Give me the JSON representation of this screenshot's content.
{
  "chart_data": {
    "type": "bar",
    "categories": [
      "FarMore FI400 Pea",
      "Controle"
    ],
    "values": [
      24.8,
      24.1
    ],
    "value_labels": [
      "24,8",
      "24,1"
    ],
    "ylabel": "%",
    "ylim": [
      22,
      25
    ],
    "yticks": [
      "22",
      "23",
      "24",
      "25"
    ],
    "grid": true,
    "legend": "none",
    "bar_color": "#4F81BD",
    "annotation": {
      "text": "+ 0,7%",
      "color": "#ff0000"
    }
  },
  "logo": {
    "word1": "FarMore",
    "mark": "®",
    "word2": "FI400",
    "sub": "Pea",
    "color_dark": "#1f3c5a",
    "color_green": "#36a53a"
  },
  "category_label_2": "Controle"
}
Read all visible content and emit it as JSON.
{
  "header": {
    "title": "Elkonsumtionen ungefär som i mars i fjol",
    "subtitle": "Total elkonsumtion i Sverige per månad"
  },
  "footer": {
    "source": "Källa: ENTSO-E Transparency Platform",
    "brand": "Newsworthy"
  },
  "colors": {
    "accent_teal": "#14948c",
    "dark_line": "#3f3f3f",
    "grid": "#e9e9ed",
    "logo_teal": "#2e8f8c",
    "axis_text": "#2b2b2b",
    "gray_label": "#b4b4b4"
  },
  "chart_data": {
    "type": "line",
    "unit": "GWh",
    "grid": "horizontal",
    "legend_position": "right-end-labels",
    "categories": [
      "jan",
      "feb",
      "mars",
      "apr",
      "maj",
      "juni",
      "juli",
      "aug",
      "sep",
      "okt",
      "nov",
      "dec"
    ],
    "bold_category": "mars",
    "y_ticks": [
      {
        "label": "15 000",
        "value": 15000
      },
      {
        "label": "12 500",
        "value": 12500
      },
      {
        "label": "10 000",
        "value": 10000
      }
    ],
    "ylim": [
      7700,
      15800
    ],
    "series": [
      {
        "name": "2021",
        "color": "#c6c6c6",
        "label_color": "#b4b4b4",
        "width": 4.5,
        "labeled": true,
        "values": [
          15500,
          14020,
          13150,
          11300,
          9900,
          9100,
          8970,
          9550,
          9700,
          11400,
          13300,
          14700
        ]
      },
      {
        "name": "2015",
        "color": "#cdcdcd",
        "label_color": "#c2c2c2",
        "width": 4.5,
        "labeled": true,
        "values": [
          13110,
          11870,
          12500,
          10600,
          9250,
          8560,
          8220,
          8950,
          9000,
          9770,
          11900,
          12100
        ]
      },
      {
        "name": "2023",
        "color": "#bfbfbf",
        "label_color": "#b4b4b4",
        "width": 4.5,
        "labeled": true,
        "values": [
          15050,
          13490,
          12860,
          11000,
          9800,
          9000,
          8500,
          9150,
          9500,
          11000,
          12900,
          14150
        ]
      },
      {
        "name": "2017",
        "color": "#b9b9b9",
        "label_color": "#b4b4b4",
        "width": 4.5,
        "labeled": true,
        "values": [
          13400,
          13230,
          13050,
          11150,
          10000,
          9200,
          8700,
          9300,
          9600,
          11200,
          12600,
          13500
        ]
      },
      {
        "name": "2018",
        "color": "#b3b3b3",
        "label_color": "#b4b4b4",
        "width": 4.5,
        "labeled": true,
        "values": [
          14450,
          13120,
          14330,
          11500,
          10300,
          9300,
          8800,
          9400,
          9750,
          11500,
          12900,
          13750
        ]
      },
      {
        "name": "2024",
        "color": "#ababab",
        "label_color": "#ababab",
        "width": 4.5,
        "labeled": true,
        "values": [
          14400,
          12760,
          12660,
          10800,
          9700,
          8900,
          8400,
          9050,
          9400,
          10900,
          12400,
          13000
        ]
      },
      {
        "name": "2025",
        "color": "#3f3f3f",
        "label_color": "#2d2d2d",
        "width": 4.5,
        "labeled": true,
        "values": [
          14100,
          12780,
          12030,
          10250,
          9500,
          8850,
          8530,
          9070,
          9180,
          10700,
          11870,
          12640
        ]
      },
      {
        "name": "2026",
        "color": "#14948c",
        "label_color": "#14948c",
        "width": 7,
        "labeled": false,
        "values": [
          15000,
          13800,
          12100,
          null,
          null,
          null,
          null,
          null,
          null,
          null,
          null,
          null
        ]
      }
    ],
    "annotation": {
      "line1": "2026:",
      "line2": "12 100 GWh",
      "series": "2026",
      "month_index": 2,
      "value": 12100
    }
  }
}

------------------------

Reproduce all of the records exactly.

Give me the JSON representation of this screenshot's content.
{
  "chart_data": {
    "type": "bar",
    "categories": [
      "FarMore FI400 Pea",
      "Controle"
    ],
    "values": [
      24.8,
      24.1
    ],
    "value_labels": [
      "24,8",
      "24,1"
    ],
    "ylabel": "%",
    "ylim": [
      22,
      25
    ],
    "yticks": [
      "22",
      "23",
      "24",
      "25"
    ],
    "grid": true,
    "legend": "none",
    "bar_color": "#4F81BD",
    "annotation": {
      "text": "+ 0,7%",
      "color": "#ff0000"
    }
  },
  "logo": {
    "word1": "FarMore",
    "mark": "®",
    "word2": "FI400",
    "sub": "Pea",
    "color_dark": "#1f3c5a",
    "color_green": "#36a53a"
  },
  "category_label_2": "Controle"
}
Read all visible content and emit it as JSON.
{
  "header": {
    "title": "Elkonsumtionen ungefär som i mars i fjol",
    "subtitle": "Total elkonsumtion i Sverige per månad"
  },
  "footer": {
    "source": "Källa: ENTSO-E Transparency Platform",
    "brand": "Newsworthy"
  },
  "colors": {
    "accent_teal": "#14948c",
    "dark_line": "#3f3f3f",
    "grid": "#e9e9ed",
    "logo_teal": "#2e8f8c",
    "axis_text": "#2b2b2b",
    "gray_label": "#b4b4b4"
  },
  "chart_data": {
    "type": "line",
    "unit": "GWh",
    "grid": "horizontal",
    "legend_position": "right-end-labels",
    "categories": [
      "jan",
      "feb",
      "mars",
      "apr",
      "maj",
      "juni",
      "juli",
      "aug",
      "sep",
      "okt",
      "nov",
      "dec"
    ],
    "bold_category": "mars",
    "y_ticks": [
      {
        "label": "15 000",
        "value": 15000
      },
      {
        "label": "12 500",
        "value": 12500
      },
      {
        "label": "10 000",
        "value": 10000
      }
    ],
    "ylim": [
      7700,
      15800
    ],
    "series": [
      {
        "name": "2021",
        "color": "#c6c6c6",
        "label_color": "#b4b4b4",
        "width": 4.5,
        "labeled": true,
        "values": [
          15500,
          14020,
          13150,
          11300,
          9900,
          9100,
          8970,
          9550,
          9700,
          11400,
          13300,
          14700
        ]
      },
      {
        "name": "2015",
        "color": "#cdcdcd",
        "label_color": "#c2c2c2",
        "width": 4.5,
        "labeled": true,
        "values": [
          13110,
          11870,
          12500,
          10600,
          9250,
          8560,
          8220,
          8950,
          9000,
          9770,
          11900,
          12100
        ]
      },
      {
        "name": "2023",
        "color": "#bfbfbf",
        "label_color": "#b4b4b4",
        "width": 4.5,
        "labeled": true,
        "values": [
          15050,
          13490,
          12860,
          11000,
          9800,
          9000,
          8500,
          9150,
          9500,
          11000,
          12900,
          14150
        ]
      },
      {
        "name": "2017",
        "color": "#b9b9b9",
        "label_color": "#b4b4b4",
        "width": 4.5,
        "labeled": true,
        "values": [
          13400,
          13230,
          13050,
          11150,
          10000,
          9200,
          8700,
          9300,
          9600,
          11200,
          12600,
          13500
        ]
      },
      {
        "name": "2018",
        "color": "#b3b3b3",
        "label_color": "#b4b4b4",
        "width": 4.5,
        "labeled": true,
        "values": [
          14450,
          13120,
          14330,
          11500,
          10300,
          9300,
          8800,
          9400,
          9750,
          11500,
          12900,
          13750
        ]
      },
      {
        "name": "2024",
        "color": "#ababab",
        "label_color": "#ababab",
        "width": 4.5,
        "labeled": true,
        "values": [
          14400,
          12760,
          12660,
          10800,
          9700,
          8900,
          8400,
          9050,
          9400,
          10900,
          12400,
          13000
        ]
      },
      {
        "name": "2025",
        "color": "#3f3f3f",
        "label_color": "#2d2d2d",
        "width": 4.5,
        "labeled": true,
        "values": [
          14100,
          12780,
          12030,
          10250,
          9500,
          8850,
          8530,
          9070,
          9180,
          10700,
          11870,
          12640
        ]
      },
      {
        "name": "2026",
        "color": "#14948c",
        "label_color": "#14948c",
        "width": 7,
        "labeled": false,
        "values": [
          15000,
          13800,
          12100,
          null,
          null,
          null,
          null,
          null,
          null,
          null,
          null,
          null
        ]
      }
    ],
    "annotation": {
      "line1": "2026:",
      "line2": "12 100 GWh",
      "series": "2026",
      "month_index": 2,
      "value": 12100
    }
  }
}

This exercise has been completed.